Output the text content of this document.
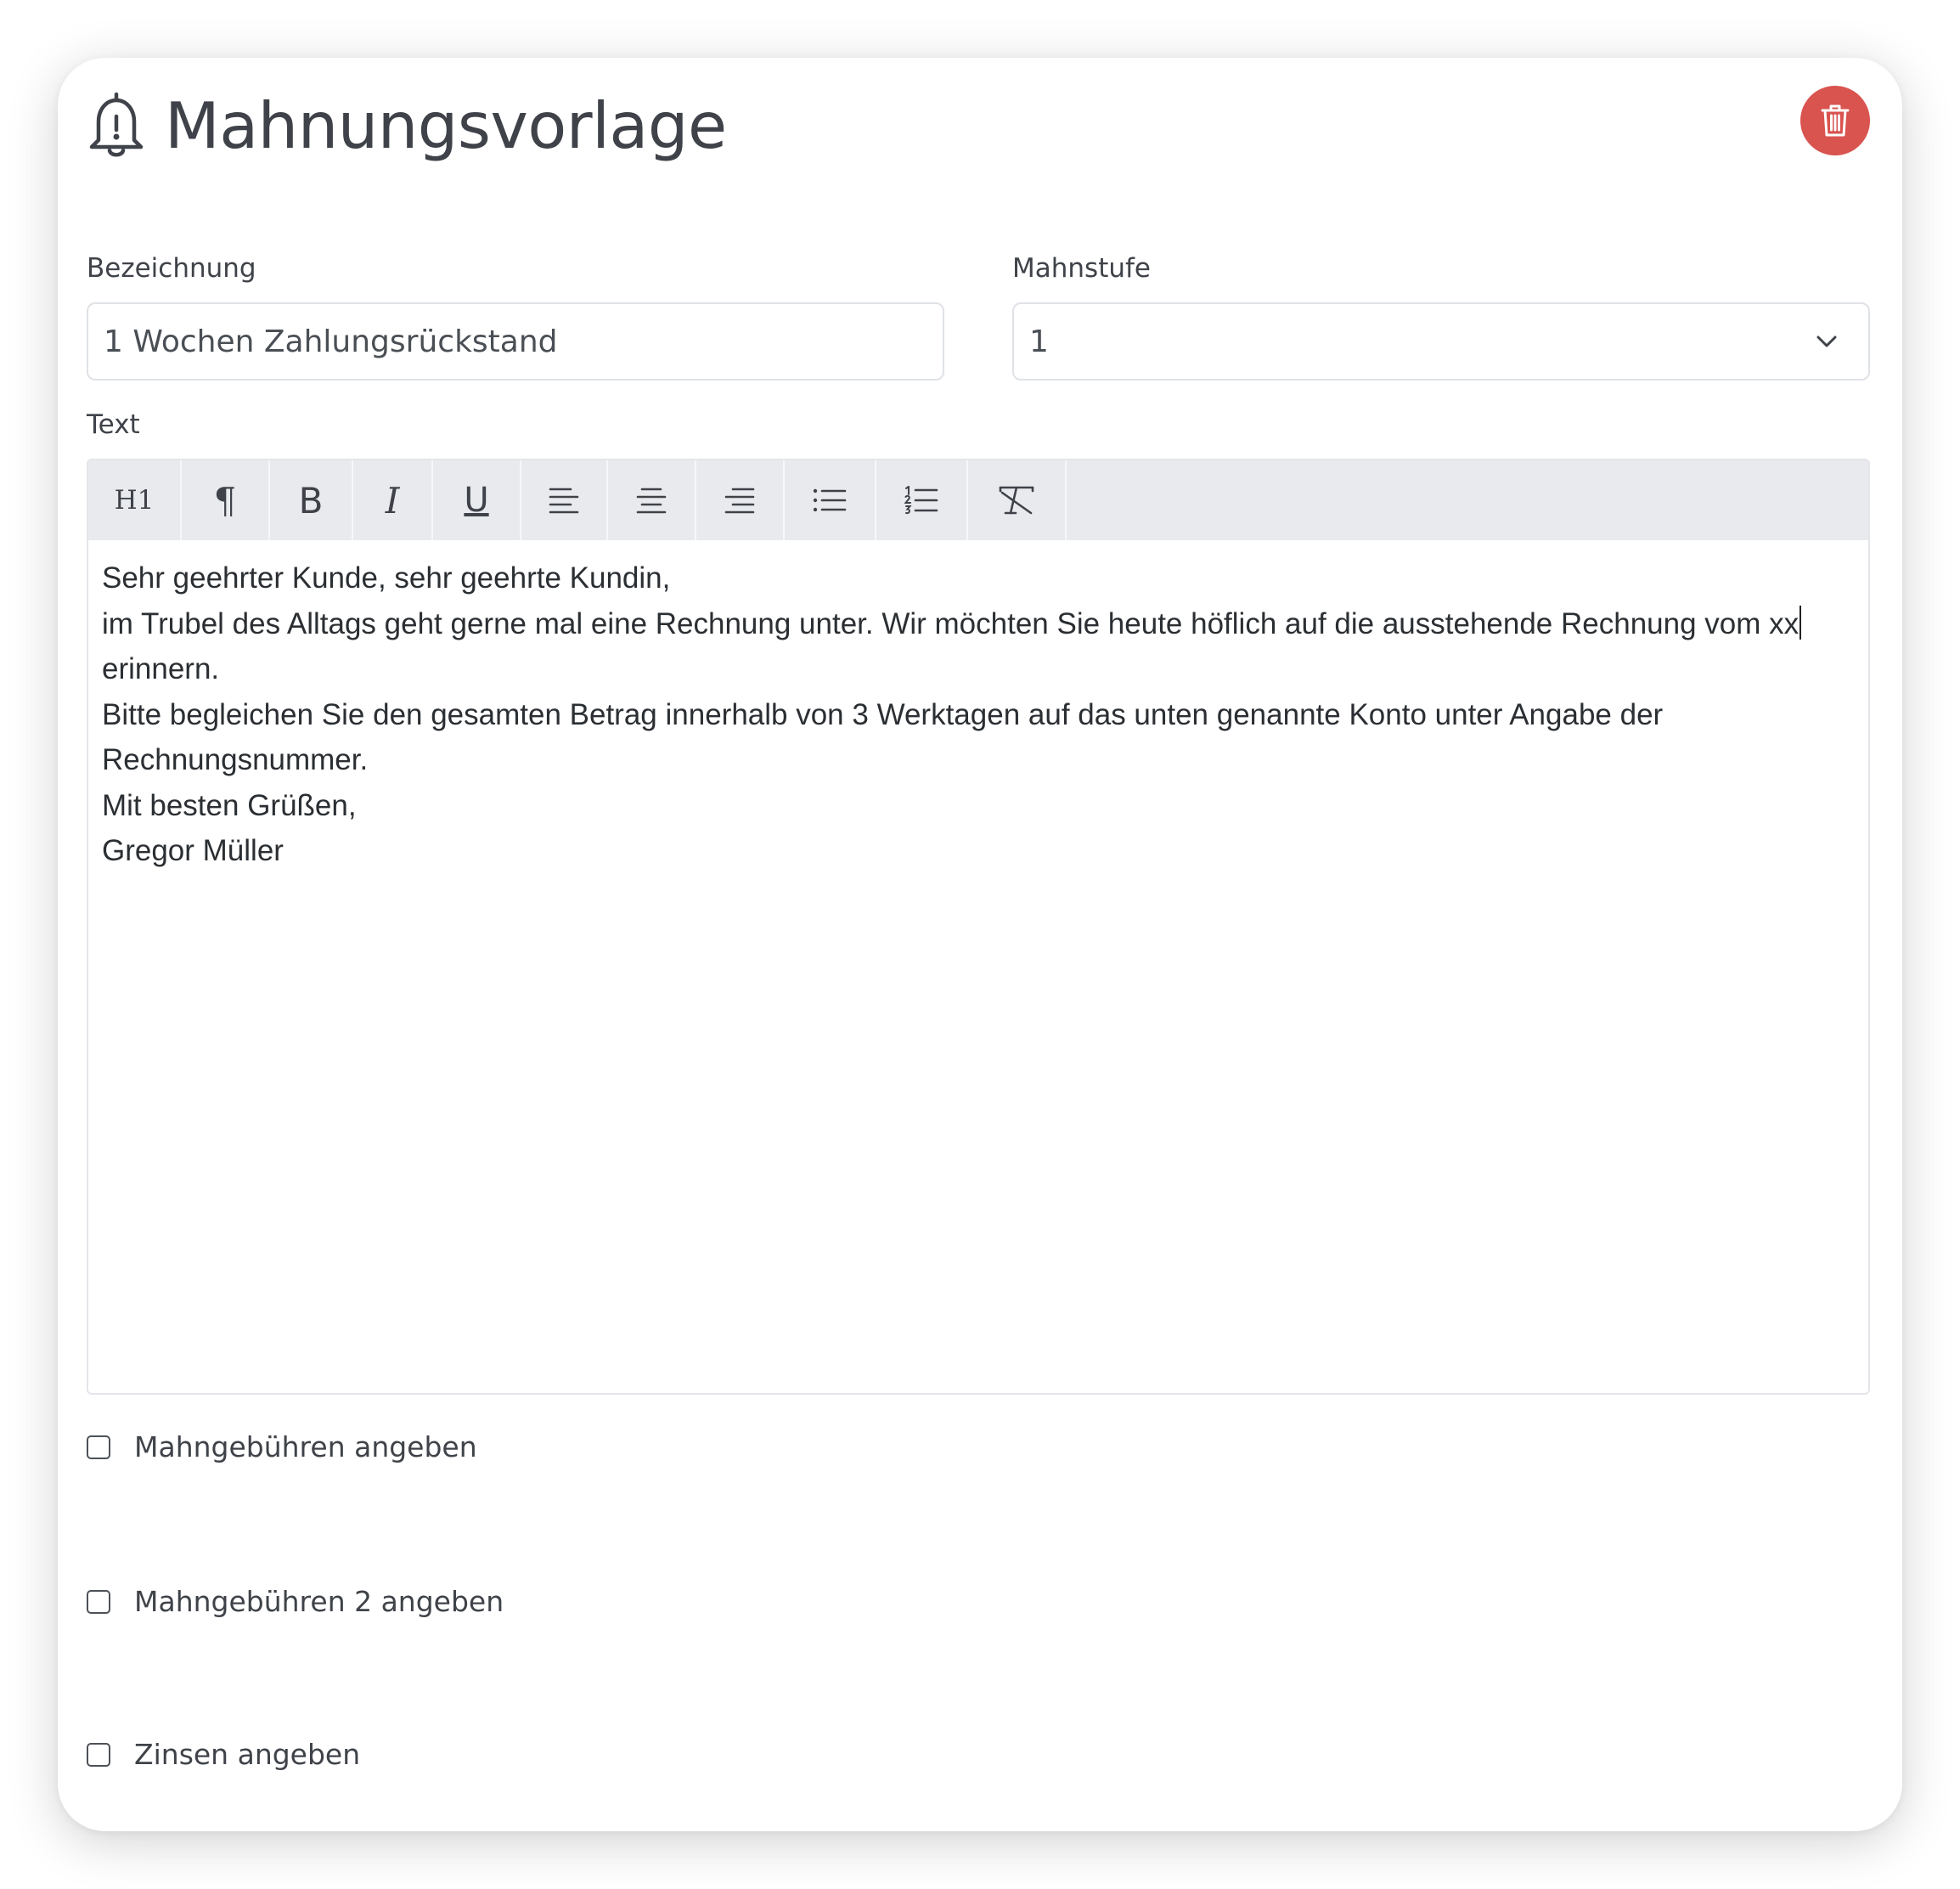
Mahnungsvorlage
Bezeichnung
1 Wochen Zahlungsrückstand	Mahnstufe
1
Text
H1 ¶ B I U

Sehr geehrter Kunde, sehr geehrte Kundin,

im Trubel des Alltags geht gerne mal eine Rechnung unter. Wir möchten Sie heute höflich auf die ausstehende Rechnung vom xx erinnern.

Bitte begleichen Sie den gesamten Betrag innerhalb von 3 Werktagen auf das unten genannte Konto unter Angabe der Rechnungsnummer.

Mit besten Grüßen,

Gregor Müller

Mahngebühren angeben
Mahngebühren 2 angeben
Zinsen angeben
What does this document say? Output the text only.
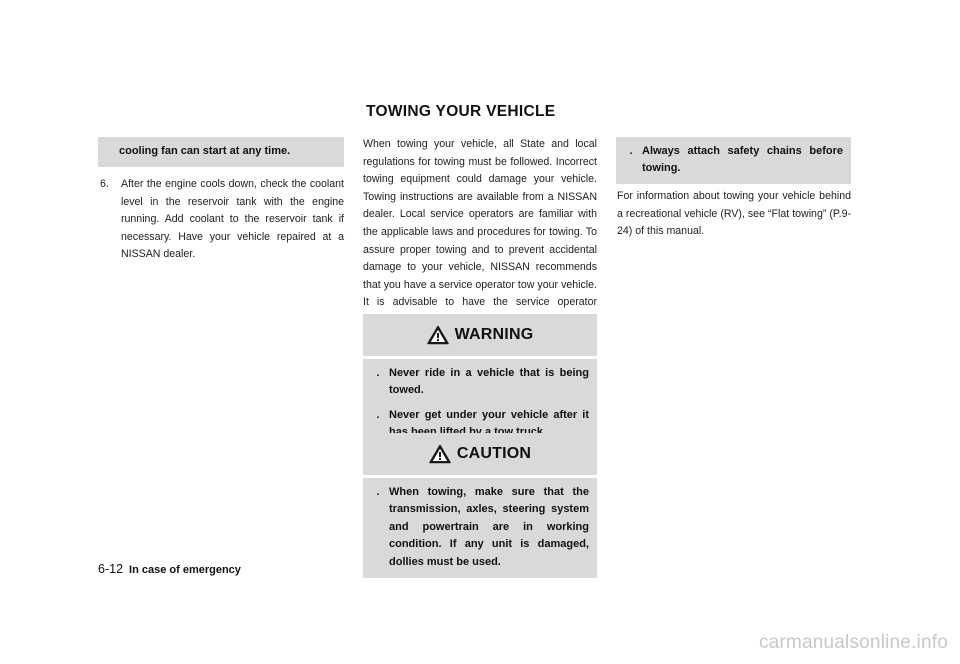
TOWING YOUR VEHICLE
cooling fan can start at any time.
6.	After the engine cools down, check the coolant level in the reservoir tank with the engine running. Add coolant to the reservoir tank if necessary. Have your vehicle repaired at a NISSAN dealer.

When towing your vehicle, all State and local regulations for towing must be followed. Incorrect towing equipment could damage your vehicle. Towing instructions are available from a NISSAN dealer. Local service operators are familiar with the applicable laws and procedures for towing. To assure proper towing and to prevent accidental damage to your vehicle, NISSAN recommends that you have a service operator tow your vehicle. It is advisable to have the service operator

WARNING
. Never ride in a vehicle that is being towed.
. Never get under your vehicle after it
CAUTION
. When towing, make sure that the transmission, axles, steering system and powertrain are in working condition. If any unit is damaged, dollies must be used.
. Always attach safety chains before towing.

For information about towing your vehicle behind a recreational vehicle (RV), see “Flat towing” (P.9-24) of this manual.

6-12 In case of emergency
carmanualsonline.info
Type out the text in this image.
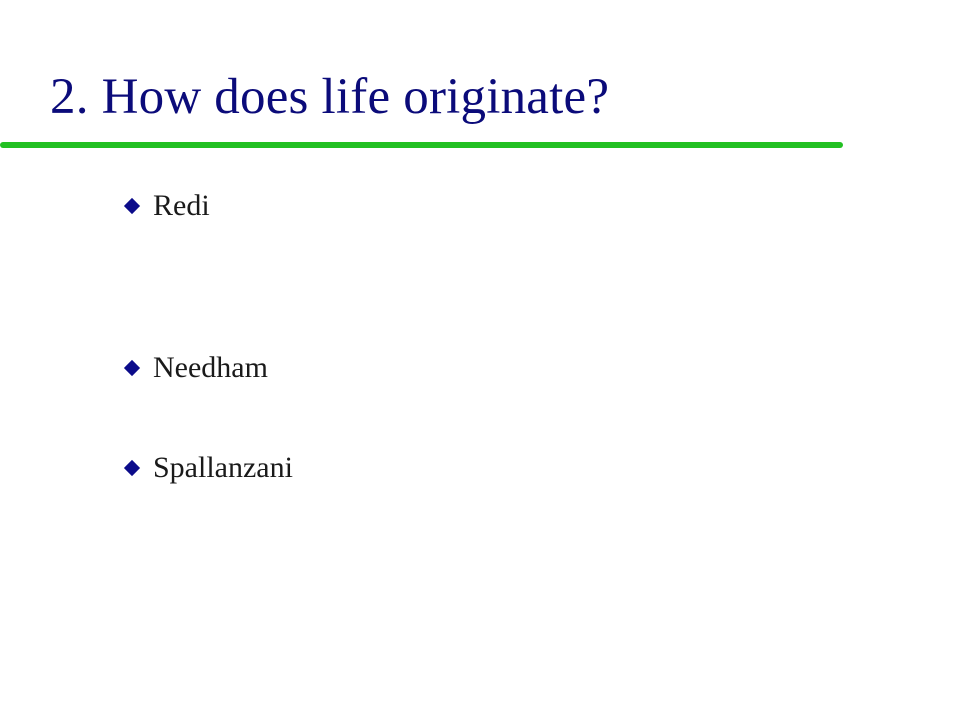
2. How does life originate?
Redi
Needham
Spallanzani
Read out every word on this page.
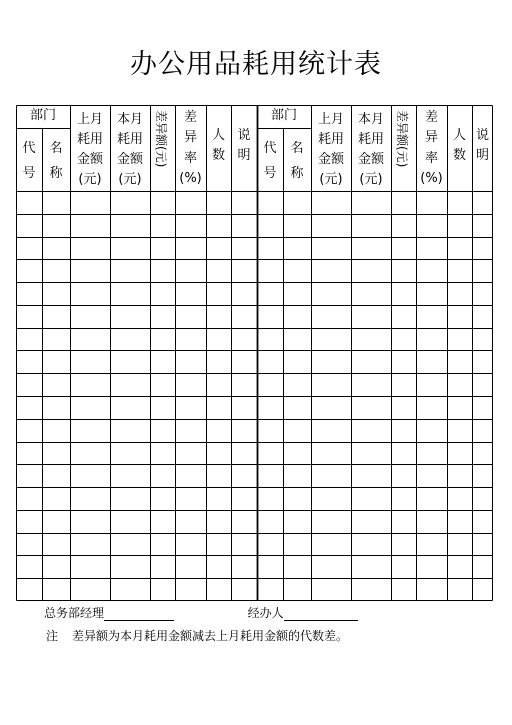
办公用品耗用统计表
部门
代
号
名
称
上月
耗用
金额
(元)
本月
耗用
金额
(元)
差异额(元) 差
异
率
(%)
人
数
说
明
部门
代
号
名
称
上月
耗用
金额
(元)
本月
耗用
金额
(元)
差异额(元) 差
异
率
(%)
人
数
说
明
总务部经理	经办人
注 差异额为本月耗用金额减去上月耗用金额的代数差。
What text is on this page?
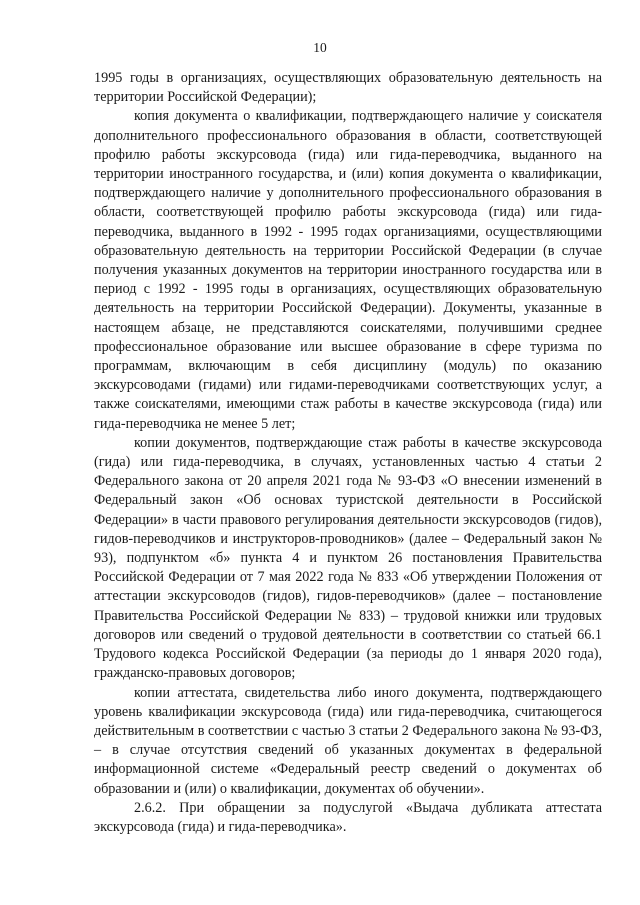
10

1995 годы в организациях, осуществляющих образовательную деятельность на территории Российской Федерации);

копия документа о квалификации, подтверждающего наличие у соискателя дополнительного профессионального образования в области, соответствующей профилю работы экскурсовода (гида) или гида-переводчика, выданного на территории иностранного государства, и (или) копия документа о квалификации, подтверждающего наличие у дополнительного профессионального образования в области, соответствующей профилю работы экскурсовода (гида) или гида-переводчика, выданного в 1992 - 1995 годах организациями, осуществляющими образовательную деятельность на территории Российской Федерации (в случае получения указанных документов на территории иностранного государства или в период с 1992 - 1995 годы в организациях, осуществляющих образовательную деятельность на территории Российской Федерации). Документы, указанные в настоящем абзаце, не представляются соискателями, получившими среднее профессиональное образование или высшее образование в сфере туризма по программам, включающим в себя дисциплину (модуль) по оказанию экскурсоводами (гидами) или гидами-переводчиками соответствующих услуг, а также соискателями, имеющими стаж работы в качестве экскурсовода (гида) или гида-переводчика не менее 5 лет;

копии документов, подтверждающие стаж работы в качестве экскурсовода (гида) или гида-переводчика, в случаях, установленных частью 4 статьи 2 Федерального закона от 20 апреля 2021 года № 93-ФЗ «О внесении изменений в Федеральный закон «Об основах туристской деятельности в Российской Федерации» в части правового регулирования деятельности экскурсоводов (гидов), гидов-переводчиков и инструкторов-проводников» (далее – Федеральный закон № 93), подпунктом «б» пункта 4 и пунктом 26 постановления Правительства Российской Федерации от 7 мая 2022 года № 833 «Об утверждении Положения от аттестации экскурсоводов (гидов), гидов-переводчиков» (далее – постановление Правительства Российской Федерации № 833) – трудовой книжки или трудовых договоров или сведений о трудовой деятельности в соответствии со статьей 66.1 Трудового кодекса Российской Федерации (за периоды до 1 января 2020 года), гражданско-правовых договоров;

копии аттестата, свидетельства либо иного документа, подтверждающего уровень квалификации экскурсовода (гида) или гида-переводчика, считающегося действительным в соответствии с частью 3 статьи 2 Федерального закона № 93-ФЗ, – в случае отсутствия сведений об указанных документах в федеральной информационной системе «Федеральный реестр сведений о документах об образовании и (или) о квалификации, документах об обучении».

2.6.2. При обращении за подуслугой «Выдача дубликата аттестата экскурсовода (гида) и гида-переводчика».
----------
## Aim
Each record should be quoted exactly, with the images omitted.

## Solution to this task
Output the text content of this document.
Mahnungsvorlage
Bezeichnung
1 Wochen Zahlungsrückstand	Mahnstufe
1
Text
H1 ¶ B I U

Sehr geehrter Kunde, sehr geehrte Kundin,

im Trubel des Alltags geht gerne mal eine Rechnung unter. Wir möchten Sie heute höflich auf die ausstehende Rechnung vom xx erinnern.

Bitte begleichen Sie den gesamten Betrag innerhalb von 3 Werktagen auf das unten genannte Konto unter Angabe der Rechnungsnummer.

Mit besten Grüßen,

Gregor Müller

Mahngebühren angeben
Mahngebühren 2 angeben
Zinsen angeben
What does this document say? Output the text only.
TOWING YOUR VEHICLE
cooling fan can start at any time.
6.	After the engine cools down, check the coolant level in the reservoir tank with the engine running. Add coolant to the reservoir tank if necessary. Have your vehicle repaired at a NISSAN dealer.

When towing your vehicle, all State and local regulations for towing must be followed. Incorrect towing equipment could damage your vehicle. Towing instructions are available from a NISSAN dealer. Local service operators are familiar with the applicable laws and procedures for towing. To assure proper towing and to prevent accidental damage to your vehicle, NISSAN recommends that you have a service operator tow your vehicle. It is advisable to have the service operator

WARNING
. Never ride in a vehicle that is being towed.
. Never get under your vehicle after it
CAUTION
. When towing, make sure that the transmission, axles, steering system and powertrain are in working condition. If any unit is damaged, dollies must be used.
. Always attach safety chains before towing.

For information about towing your vehicle behind a recreational vehicle (RV), see “Flat towing” (P.9-24) of this manual.

6-12 In case of emergency
carmanualsonline.info
Type out the text in this image.
2. How does life originate?
Redi
Needham
Spallanzani
Read out every word on this page.
办公用品耗用统计表
部门
代
号
名
称
上月
耗用
金额
(元)
本月
耗用
金额
(元)
差异额(元) 差
异
率
(%)
人
数
说
明
部门
代
号
名
称
上月
耗用
金额
(元)
本月
耗用
金额
(元)
差异额(元) 差
异
率
(%)
人
数
说
明
总务部经理	经办人
注 差异额为本月耗用金额减去上月耗用金额的代数差。
What text is on this page?
10

1995 годы в организациях, осуществляющих образовательную деятельность на территории Российской Федерации);

копия документа о квалификации, подтверждающего наличие у соискателя дополнительного профессионального образования в области, соответствующей профилю работы экскурсовода (гида) или гида-переводчика, выданного на территории иностранного государства, и (или) копия документа о квалификации, подтверждающего наличие у дополнительного профессионального образования в области, соответствующей профилю работы экскурсовода (гида) или гида-переводчика, выданного в 1992 - 1995 годах организациями, осуществляющими образовательную деятельность на территории Российской Федерации (в случае получения указанных документов на территории иностранного государства или в период с 1992 - 1995 годы в организациях, осуществляющих образовательную деятельность на территории Российской Федерации). Документы, указанные в настоящем абзаце, не представляются соискателями, получившими среднее профессиональное образование или высшее образование в сфере туризма по программам, включающим в себя дисциплину (модуль) по оказанию экскурсоводами (гидами) или гидами-переводчиками соответствующих услуг, а также соискателями, имеющими стаж работы в качестве экскурсовода (гида) или гида-переводчика не менее 5 лет;

копии документов, подтверждающие стаж работы в качестве экскурсовода (гида) или гида-переводчика, в случаях, установленных частью 4 статьи 2 Федерального закона от 20 апреля 2021 года № 93-ФЗ «О внесении изменений в Федеральный закон «Об основах туристской деятельности в Российской Федерации» в части правового регулирования деятельности экскурсоводов (гидов), гидов-переводчиков и инструкторов-проводников» (далее – Федеральный закон № 93), подпунктом «б» пункта 4 и пунктом 26 постановления Правительства Российской Федерации от 7 мая 2022 года № 833 «Об утверждении Положения от аттестации экскурсоводов (гидов), гидов-переводчиков» (далее – постановление Правительства Российской Федерации № 833) – трудовой книжки или трудовых договоров или сведений о трудовой деятельности в соответствии со статьей 66.1 Трудового кодекса Российской Федерации (за периоды до 1 января 2020 года), гражданско-правовых договоров;

копии аттестата, свидетельства либо иного документа, подтверждающего уровень квалификации экскурсовода (гида) или гида-переводчика, считающегося действительным в соответствии с частью 3 статьи 2 Федерального закона № 93-ФЗ, – в случае отсутствия сведений об указанных документах в федеральной информационной системе «Федеральный реестр сведений о документах об образовании и (или) о квалификации, документах об обучении».

2.6.2. При обращении за подуслугой «Выдача дубликата аттестата экскурсовода (гида) и гида-переводчика».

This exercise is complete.